What is expected
Continue the article on Canada's guest worker program for Mexican workers, picking up after its final sentence.

Text shown START

ImmigrationAdvocates of immigration reform eye Canada’s guest worker program as a model

Published 9 January 2013

When many Mexicans head north for seasonal work, they no longer have to smuggle their way through the U.S.–Mexican border; now they can hop a fight to Canada; in a government-to-government deal between Mexico and Canada, almost 16,000 temporary Mexican workers are able to earn good wages in Canada as part of a guest worker program; as discussions about immigration reform in the United States continue, some eye the Canadian guest worker program as a model to be emulated

When many Mexicans head north for seasonal work, they no longer have to smuggle their way through the U.S.–Mexican border. Now they can hop a fight to Canada.

In a government-to-government deal between Mexico and Canada, almost 16,000 temporary Mexican workers are able to earn good wages in Canada as part of a guest worker program.

The Washington Post reports that  Mexican officials view this agreement as a  model for an expanded guest worker program in the United States.

Text shown END
Provided data START

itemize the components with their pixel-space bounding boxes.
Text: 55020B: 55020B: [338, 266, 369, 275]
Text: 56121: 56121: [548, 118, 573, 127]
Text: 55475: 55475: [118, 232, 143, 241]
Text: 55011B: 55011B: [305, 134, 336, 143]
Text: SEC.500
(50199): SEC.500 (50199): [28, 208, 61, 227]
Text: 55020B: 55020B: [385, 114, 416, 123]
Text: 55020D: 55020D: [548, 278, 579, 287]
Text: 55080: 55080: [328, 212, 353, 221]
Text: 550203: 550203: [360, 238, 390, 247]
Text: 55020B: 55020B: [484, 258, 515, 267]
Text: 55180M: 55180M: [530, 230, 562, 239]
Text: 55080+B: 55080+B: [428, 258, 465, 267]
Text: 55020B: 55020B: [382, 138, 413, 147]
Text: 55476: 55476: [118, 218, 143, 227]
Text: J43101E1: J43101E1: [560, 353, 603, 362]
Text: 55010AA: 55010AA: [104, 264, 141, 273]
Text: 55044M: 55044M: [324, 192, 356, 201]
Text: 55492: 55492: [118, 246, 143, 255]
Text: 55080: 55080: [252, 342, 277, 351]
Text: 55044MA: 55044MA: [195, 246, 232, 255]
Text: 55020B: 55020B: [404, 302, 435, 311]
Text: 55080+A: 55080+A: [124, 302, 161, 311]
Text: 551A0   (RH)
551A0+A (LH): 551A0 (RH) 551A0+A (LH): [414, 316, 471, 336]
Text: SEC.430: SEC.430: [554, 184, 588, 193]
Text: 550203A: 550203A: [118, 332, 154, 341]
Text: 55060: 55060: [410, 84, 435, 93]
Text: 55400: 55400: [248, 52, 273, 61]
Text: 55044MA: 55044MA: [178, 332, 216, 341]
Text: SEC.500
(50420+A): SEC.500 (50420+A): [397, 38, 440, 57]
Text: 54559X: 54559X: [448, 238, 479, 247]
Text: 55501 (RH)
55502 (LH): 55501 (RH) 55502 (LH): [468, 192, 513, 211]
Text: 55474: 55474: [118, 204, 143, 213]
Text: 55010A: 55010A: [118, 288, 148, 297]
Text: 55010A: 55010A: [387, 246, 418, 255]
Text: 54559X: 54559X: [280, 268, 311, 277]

Provided data END

Result below
 Discussions of immigration reform in the United States already  include proposals for an expansion of temporary worker programs to meet the U.S. demand for legal low-skilled labor.

Currently the United  States gives out about 50,000 seasonal agricultural visas every year, and almost all of them go to Mexican workers.  U.S. farmers who hire immigrant workers, immigrant advocate groups, labor unions, and Mexican officials all say, however, that the current system is a complete mess, leaving people vulnerable to swindlers and shady recruiters who cheat poor Mexicans out of thousands of dollars.

The result is that  more Mexican seasonal workers are now heading to Canada, where the application process is  easier and the pay is better.

The U.S. economic downturn  also hurt  demand for seasonal workers.

 Mexican officials, who some time ago stopped working with the U.S. consulates in Mexico on bringing workers to America legally, are now  working exclusively with Canada. They plann to triple the number of workers who go  north, where workers are paid hourly wages of up to $10, which is as much as they might earn in a day in Mexico.

Overall, almost as many Mexicans have been  leaving the United Ststaes as the number of Mexicans coming in, a situation of growing concerns to industries  such as agriculture, construction, and hospitality which are  highly dependent on low-paid immigrant labor. According to some experts, this could be a continuing trend.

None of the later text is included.